-- start of DATA SUPPLIED --

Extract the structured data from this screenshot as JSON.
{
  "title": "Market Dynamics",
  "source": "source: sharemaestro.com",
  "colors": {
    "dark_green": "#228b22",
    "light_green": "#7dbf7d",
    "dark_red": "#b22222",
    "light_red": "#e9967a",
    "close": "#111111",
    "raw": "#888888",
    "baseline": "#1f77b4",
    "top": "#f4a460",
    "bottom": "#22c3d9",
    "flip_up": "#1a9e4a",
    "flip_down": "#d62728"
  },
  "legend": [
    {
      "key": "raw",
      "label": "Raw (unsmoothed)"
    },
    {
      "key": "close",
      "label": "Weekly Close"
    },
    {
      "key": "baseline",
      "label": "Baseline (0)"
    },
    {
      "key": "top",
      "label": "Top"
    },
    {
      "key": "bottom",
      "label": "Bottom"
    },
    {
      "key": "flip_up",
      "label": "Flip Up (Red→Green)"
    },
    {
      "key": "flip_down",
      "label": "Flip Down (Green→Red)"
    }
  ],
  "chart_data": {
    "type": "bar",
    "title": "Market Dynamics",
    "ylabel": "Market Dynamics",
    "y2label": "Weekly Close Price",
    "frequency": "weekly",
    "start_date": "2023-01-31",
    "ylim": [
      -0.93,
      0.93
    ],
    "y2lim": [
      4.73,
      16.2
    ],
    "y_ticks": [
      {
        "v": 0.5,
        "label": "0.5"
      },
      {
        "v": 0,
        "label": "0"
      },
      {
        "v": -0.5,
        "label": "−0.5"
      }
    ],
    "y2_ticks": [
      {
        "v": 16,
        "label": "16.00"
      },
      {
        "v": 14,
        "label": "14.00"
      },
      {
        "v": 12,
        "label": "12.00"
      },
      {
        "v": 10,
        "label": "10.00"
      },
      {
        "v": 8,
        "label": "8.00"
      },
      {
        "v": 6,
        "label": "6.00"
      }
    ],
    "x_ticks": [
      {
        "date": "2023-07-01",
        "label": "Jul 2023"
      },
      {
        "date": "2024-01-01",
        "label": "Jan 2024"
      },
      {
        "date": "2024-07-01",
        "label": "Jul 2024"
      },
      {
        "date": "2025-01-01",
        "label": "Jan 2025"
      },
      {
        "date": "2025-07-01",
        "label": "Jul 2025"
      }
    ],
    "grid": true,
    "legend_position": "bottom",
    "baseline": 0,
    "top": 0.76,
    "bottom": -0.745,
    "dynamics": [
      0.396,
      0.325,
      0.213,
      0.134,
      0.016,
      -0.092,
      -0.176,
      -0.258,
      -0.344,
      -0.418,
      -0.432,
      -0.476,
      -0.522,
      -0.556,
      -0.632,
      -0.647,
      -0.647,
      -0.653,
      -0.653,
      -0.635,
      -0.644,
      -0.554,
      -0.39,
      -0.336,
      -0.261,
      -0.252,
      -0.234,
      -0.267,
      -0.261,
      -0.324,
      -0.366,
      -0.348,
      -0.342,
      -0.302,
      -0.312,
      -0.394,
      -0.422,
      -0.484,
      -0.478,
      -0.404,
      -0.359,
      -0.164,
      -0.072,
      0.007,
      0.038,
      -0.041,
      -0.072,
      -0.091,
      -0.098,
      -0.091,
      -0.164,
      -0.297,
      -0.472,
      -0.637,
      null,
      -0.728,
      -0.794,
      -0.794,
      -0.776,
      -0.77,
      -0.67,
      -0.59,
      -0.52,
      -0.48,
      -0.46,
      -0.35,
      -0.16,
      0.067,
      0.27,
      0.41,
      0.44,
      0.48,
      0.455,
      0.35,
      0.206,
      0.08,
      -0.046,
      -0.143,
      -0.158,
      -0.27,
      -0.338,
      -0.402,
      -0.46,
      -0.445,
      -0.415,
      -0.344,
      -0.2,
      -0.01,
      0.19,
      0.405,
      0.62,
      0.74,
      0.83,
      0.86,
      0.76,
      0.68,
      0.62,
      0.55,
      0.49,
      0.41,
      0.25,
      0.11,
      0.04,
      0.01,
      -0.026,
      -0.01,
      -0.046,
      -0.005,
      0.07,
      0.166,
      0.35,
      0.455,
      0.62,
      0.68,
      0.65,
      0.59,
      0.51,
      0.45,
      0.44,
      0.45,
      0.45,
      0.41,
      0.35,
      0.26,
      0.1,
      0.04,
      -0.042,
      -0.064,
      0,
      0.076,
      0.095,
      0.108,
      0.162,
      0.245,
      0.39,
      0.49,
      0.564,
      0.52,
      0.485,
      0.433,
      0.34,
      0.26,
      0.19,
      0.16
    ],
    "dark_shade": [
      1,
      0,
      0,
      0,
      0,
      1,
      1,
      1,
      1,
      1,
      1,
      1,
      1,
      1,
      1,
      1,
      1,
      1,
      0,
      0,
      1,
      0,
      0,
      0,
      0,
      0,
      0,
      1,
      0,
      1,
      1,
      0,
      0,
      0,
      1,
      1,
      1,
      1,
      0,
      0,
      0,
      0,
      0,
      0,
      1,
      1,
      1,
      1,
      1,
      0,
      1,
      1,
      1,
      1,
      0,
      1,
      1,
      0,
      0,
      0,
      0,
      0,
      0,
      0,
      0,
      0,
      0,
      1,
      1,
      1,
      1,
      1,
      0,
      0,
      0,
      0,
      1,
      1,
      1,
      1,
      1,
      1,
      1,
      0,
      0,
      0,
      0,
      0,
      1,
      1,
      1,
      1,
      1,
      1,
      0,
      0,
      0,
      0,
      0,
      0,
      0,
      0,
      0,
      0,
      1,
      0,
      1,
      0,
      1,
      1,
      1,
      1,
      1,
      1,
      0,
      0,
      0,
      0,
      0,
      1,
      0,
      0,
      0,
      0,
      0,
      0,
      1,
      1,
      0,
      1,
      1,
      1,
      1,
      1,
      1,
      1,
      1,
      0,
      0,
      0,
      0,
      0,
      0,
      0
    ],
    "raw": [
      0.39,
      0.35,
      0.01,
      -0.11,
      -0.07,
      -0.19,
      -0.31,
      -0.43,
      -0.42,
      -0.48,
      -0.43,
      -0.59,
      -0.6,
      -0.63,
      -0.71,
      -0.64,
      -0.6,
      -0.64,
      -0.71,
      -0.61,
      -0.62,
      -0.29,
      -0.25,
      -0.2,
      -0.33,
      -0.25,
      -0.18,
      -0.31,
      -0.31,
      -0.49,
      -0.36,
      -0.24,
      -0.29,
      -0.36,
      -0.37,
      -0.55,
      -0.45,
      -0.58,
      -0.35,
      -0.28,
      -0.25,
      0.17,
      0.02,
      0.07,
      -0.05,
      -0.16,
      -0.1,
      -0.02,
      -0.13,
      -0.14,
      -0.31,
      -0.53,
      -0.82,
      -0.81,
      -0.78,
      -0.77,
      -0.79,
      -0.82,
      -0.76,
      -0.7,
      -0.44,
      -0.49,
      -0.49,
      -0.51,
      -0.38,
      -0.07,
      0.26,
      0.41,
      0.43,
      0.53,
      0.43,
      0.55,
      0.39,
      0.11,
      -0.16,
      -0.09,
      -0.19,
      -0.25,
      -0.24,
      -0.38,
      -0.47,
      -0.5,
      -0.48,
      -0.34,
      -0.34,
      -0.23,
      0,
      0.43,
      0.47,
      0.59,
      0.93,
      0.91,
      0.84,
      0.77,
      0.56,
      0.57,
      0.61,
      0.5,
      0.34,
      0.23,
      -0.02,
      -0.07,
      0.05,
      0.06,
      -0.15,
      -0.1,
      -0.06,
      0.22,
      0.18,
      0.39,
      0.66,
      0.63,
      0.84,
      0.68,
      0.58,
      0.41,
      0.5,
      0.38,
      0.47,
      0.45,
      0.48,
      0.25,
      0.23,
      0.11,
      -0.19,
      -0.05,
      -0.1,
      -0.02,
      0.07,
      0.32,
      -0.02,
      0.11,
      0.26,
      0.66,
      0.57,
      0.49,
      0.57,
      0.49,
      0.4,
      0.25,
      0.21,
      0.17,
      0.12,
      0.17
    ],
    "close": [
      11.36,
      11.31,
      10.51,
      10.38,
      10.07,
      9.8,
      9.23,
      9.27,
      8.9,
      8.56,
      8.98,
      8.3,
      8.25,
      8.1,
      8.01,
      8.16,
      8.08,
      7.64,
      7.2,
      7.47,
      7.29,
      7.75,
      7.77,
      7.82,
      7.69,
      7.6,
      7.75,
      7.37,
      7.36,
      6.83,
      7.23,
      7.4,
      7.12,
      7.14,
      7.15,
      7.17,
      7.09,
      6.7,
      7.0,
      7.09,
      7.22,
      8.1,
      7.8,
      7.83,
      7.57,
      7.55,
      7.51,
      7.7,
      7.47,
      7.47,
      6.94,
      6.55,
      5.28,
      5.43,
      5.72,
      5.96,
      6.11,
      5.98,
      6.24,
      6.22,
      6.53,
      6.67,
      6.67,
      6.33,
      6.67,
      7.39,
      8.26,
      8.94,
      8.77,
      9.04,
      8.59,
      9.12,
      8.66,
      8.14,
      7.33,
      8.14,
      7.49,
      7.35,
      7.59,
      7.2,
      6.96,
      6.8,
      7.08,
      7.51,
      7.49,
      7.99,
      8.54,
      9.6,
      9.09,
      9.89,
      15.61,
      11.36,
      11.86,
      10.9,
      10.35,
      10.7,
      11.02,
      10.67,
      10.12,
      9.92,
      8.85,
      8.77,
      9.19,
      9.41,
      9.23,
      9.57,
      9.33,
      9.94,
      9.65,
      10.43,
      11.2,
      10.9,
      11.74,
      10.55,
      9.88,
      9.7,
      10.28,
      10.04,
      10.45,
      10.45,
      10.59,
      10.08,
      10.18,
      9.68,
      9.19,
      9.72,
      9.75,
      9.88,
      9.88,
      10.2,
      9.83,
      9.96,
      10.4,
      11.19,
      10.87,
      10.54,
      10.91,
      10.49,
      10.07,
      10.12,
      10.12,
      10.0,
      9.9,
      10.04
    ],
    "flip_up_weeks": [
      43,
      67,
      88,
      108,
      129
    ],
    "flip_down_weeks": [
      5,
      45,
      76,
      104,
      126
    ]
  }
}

-- end of DATA SUPPLIED --

Show all lines from the records above where the word "title" occurs.

  "title": "Market Dynamics",
    "title": "Market Dynamics",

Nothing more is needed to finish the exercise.